◆ **What to do**:
Leaving out the pictures, retype all the material exactly.

◆ **The records**:
-- start --
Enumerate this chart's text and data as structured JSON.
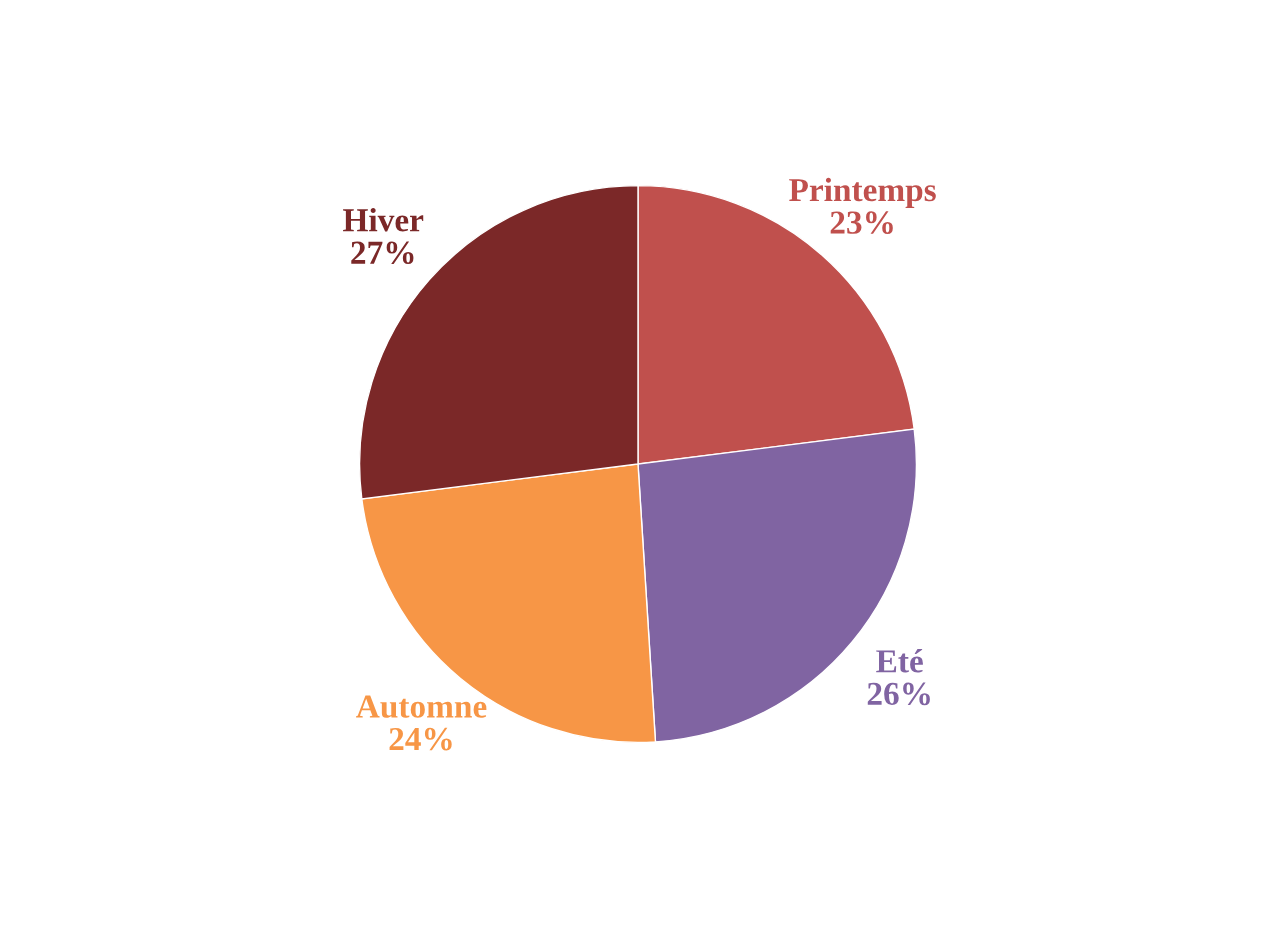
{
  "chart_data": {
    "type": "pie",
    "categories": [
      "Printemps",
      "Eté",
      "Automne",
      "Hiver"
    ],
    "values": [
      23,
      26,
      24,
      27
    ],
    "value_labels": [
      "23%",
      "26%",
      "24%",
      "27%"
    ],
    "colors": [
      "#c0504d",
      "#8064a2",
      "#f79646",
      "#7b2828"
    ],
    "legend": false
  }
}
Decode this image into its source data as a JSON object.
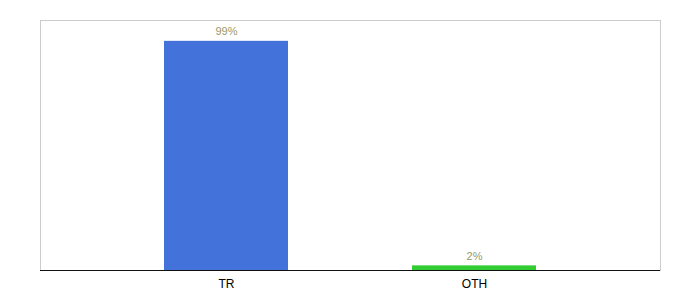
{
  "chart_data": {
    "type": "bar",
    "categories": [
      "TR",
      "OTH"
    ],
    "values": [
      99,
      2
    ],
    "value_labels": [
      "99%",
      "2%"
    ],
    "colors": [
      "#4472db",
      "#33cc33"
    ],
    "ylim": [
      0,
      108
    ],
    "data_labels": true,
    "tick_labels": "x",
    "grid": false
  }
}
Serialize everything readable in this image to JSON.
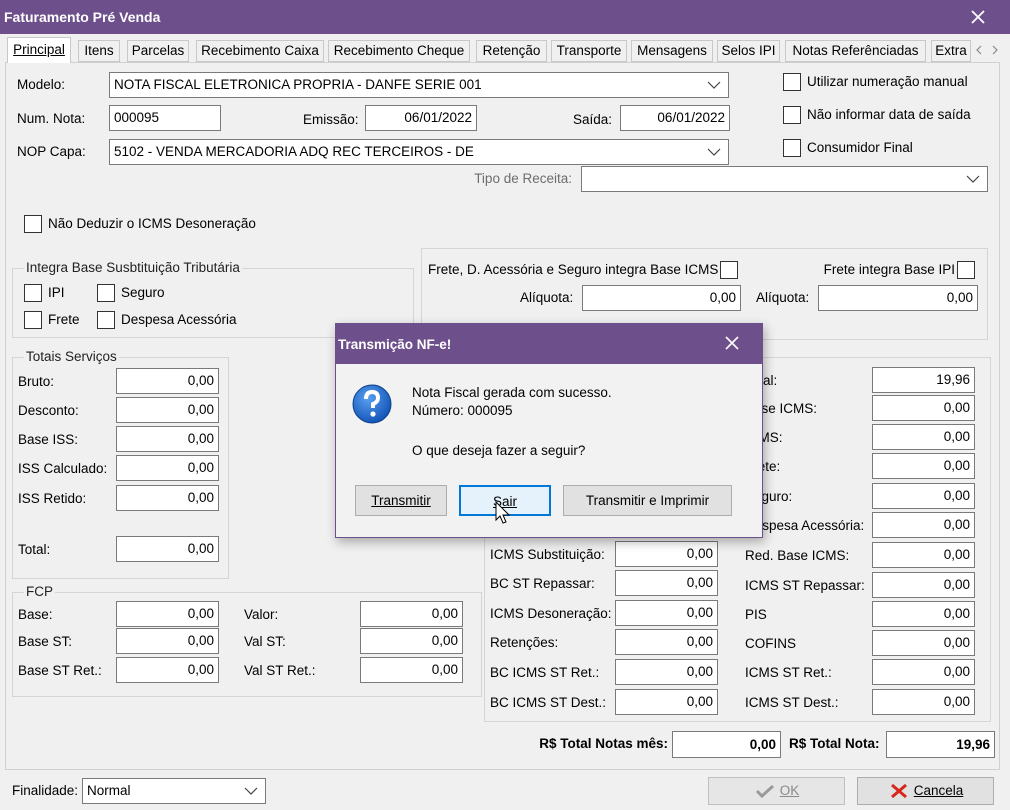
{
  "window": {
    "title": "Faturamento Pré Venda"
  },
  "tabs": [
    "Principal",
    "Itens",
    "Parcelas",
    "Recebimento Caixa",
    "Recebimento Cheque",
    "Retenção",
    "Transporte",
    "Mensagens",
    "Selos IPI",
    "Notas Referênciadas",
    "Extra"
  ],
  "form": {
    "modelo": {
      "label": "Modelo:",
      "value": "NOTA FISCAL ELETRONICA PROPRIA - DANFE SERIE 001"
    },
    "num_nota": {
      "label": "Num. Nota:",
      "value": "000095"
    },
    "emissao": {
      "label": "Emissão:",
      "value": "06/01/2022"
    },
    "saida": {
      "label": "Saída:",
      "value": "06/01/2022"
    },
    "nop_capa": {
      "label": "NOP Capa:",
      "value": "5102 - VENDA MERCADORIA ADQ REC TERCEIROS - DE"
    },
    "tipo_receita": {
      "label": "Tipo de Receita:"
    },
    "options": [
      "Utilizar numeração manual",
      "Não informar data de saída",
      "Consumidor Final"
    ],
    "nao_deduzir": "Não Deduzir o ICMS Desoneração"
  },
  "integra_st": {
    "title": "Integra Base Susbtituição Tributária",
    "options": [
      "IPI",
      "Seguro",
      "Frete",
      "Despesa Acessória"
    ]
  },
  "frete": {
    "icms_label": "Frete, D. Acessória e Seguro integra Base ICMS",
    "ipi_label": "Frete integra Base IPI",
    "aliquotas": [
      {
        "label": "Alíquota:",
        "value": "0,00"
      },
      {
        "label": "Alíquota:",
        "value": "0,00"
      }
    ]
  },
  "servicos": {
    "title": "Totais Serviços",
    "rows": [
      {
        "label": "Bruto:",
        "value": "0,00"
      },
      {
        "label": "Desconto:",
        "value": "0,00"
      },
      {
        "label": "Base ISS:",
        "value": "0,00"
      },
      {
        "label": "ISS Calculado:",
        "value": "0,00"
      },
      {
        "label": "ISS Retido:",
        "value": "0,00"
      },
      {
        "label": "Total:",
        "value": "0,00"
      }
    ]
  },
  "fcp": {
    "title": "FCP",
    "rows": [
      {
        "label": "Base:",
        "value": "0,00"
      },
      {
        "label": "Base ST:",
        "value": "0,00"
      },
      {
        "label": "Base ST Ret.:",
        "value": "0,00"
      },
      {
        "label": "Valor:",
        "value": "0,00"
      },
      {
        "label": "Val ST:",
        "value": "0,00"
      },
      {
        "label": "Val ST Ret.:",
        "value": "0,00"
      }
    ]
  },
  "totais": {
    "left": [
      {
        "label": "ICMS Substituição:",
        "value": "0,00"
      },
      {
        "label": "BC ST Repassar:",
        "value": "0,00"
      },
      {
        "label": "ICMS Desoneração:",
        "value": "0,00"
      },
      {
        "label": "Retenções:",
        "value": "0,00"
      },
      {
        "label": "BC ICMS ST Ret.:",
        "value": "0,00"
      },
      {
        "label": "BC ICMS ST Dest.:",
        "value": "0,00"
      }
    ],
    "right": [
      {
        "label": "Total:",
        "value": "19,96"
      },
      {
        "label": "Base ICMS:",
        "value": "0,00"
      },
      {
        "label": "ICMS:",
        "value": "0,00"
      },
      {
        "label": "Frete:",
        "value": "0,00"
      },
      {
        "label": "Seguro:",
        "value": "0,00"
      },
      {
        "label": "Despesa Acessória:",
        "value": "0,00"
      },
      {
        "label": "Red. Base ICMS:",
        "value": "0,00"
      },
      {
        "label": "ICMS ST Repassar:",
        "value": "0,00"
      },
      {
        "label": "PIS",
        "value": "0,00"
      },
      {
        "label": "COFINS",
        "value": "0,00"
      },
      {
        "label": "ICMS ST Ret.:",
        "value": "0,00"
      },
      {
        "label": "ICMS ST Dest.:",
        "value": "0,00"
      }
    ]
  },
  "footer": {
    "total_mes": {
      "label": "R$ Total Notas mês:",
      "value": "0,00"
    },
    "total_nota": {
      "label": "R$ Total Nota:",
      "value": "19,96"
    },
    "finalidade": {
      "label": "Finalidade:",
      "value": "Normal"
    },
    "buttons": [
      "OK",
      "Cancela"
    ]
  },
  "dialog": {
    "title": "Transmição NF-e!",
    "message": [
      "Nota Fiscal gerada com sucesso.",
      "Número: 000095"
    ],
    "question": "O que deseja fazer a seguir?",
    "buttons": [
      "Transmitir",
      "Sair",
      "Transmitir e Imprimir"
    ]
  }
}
-- end --
◆ **Result of the exercise**:
Enumerate this chart's text and data as structured JSON.
{
  "chart_data": {
    "type": "pie",
    "categories": [
      "Printemps",
      "Eté",
      "Automne",
      "Hiver"
    ],
    "values": [
      23,
      26,
      24,
      27
    ],
    "value_labels": [
      "23%",
      "26%",
      "24%",
      "27%"
    ],
    "colors": [
      "#c0504d",
      "#8064a2",
      "#f79646",
      "#7b2828"
    ],
    "legend": false
  }
}
Decode this image into its source data as a JSON object.
{
  "chart_data": {
    "type": "bar",
    "categories": [
      "TR",
      "OTH"
    ],
    "values": [
      99,
      2
    ],
    "value_labels": [
      "99%",
      "2%"
    ],
    "colors": [
      "#4472db",
      "#33cc33"
    ],
    "ylim": [
      0,
      108
    ],
    "data_labels": true,
    "tick_labels": "x",
    "grid": false
  }
}
Serialize everything readable in this image to JSON.
{
  "window": {
    "title": "Faturamento Pré Venda"
  },
  "tabs": [
    "Principal",
    "Itens",
    "Parcelas",
    "Recebimento Caixa",
    "Recebimento Cheque",
    "Retenção",
    "Transporte",
    "Mensagens",
    "Selos IPI",
    "Notas Referênciadas",
    "Extra"
  ],
  "form": {
    "modelo": {
      "label": "Modelo:",
      "value": "NOTA FISCAL ELETRONICA PROPRIA - DANFE SERIE 001"
    },
    "num_nota": {
      "label": "Num. Nota:",
      "value": "000095"
    },
    "emissao": {
      "label": "Emissão:",
      "value": "06/01/2022"
    },
    "saida": {
      "label": "Saída:",
      "value": "06/01/2022"
    },
    "nop_capa": {
      "label": "NOP Capa:",
      "value": "5102 - VENDA MERCADORIA ADQ REC TERCEIROS - DE"
    },
    "tipo_receita": {
      "label": "Tipo de Receita:"
    },
    "options": [
      "Utilizar numeração manual",
      "Não informar data de saída",
      "Consumidor Final"
    ],
    "nao_deduzir": "Não Deduzir o ICMS Desoneração"
  },
  "integra_st": {
    "title": "Integra Base Susbtituição Tributária",
    "options": [
      "IPI",
      "Seguro",
      "Frete",
      "Despesa Acessória"
    ]
  },
  "frete": {
    "icms_label": "Frete, D. Acessória e Seguro integra Base ICMS",
    "ipi_label": "Frete integra Base IPI",
    "aliquotas": [
      {
        "label": "Alíquota:",
        "value": "0,00"
      },
      {
        "label": "Alíquota:",
        "value": "0,00"
      }
    ]
  },
  "servicos": {
    "title": "Totais Serviços",
    "rows": [
      {
        "label": "Bruto:",
        "value": "0,00"
      },
      {
        "label": "Desconto:",
        "value": "0,00"
      },
      {
        "label": "Base ISS:",
        "value": "0,00"
      },
      {
        "label": "ISS Calculado:",
        "value": "0,00"
      },
      {
        "label": "ISS Retido:",
        "value": "0,00"
      },
      {
        "label": "Total:",
        "value": "0,00"
      }
    ]
  },
  "fcp": {
    "title": "FCP",
    "rows": [
      {
        "label": "Base:",
        "value": "0,00"
      },
      {
        "label": "Base ST:",
        "value": "0,00"
      },
      {
        "label": "Base ST Ret.:",
        "value": "0,00"
      },
      {
        "label": "Valor:",
        "value": "0,00"
      },
      {
        "label": "Val ST:",
        "value": "0,00"
      },
      {
        "label": "Val ST Ret.:",
        "value": "0,00"
      }
    ]
  },
  "totais": {
    "left": [
      {
        "label": "ICMS Substituição:",
        "value": "0,00"
      },
      {
        "label": "BC ST Repassar:",
        "value": "0,00"
      },
      {
        "label": "ICMS Desoneração:",
        "value": "0,00"
      },
      {
        "label": "Retenções:",
        "value": "0,00"
      },
      {
        "label": "BC ICMS ST Ret.:",
        "value": "0,00"
      },
      {
        "label": "BC ICMS ST Dest.:",
        "value": "0,00"
      }
    ],
    "right": [
      {
        "label": "Total:",
        "value": "19,96"
      },
      {
        "label": "Base ICMS:",
        "value": "0,00"
      },
      {
        "label": "ICMS:",
        "value": "0,00"
      },
      {
        "label": "Frete:",
        "value": "0,00"
      },
      {
        "label": "Seguro:",
        "value": "0,00"
      },
      {
        "label": "Despesa Acessória:",
        "value": "0,00"
      },
      {
        "label": "Red. Base ICMS:",
        "value": "0,00"
      },
      {
        "label": "ICMS ST Repassar:",
        "value": "0,00"
      },
      {
        "label": "PIS",
        "value": "0,00"
      },
      {
        "label": "COFINS",
        "value": "0,00"
      },
      {
        "label": "ICMS ST Ret.:",
        "value": "0,00"
      },
      {
        "label": "ICMS ST Dest.:",
        "value": "0,00"
      }
    ]
  },
  "footer": {
    "total_mes": {
      "label": "R$ Total Notas mês:",
      "value": "0,00"
    },
    "total_nota": {
      "label": "R$ Total Nota:",
      "value": "19,96"
    },
    "finalidade": {
      "label": "Finalidade:",
      "value": "Normal"
    },
    "buttons": [
      "OK",
      "Cancela"
    ]
  },
  "dialog": {
    "title": "Transmição NF-e!",
    "message": [
      "Nota Fiscal gerada com sucesso.",
      "Número: 000095"
    ],
    "question": "O que deseja fazer a seguir?",
    "buttons": [
      "Transmitir",
      "Sair",
      "Transmitir e Imprimir"
    ]
  }
}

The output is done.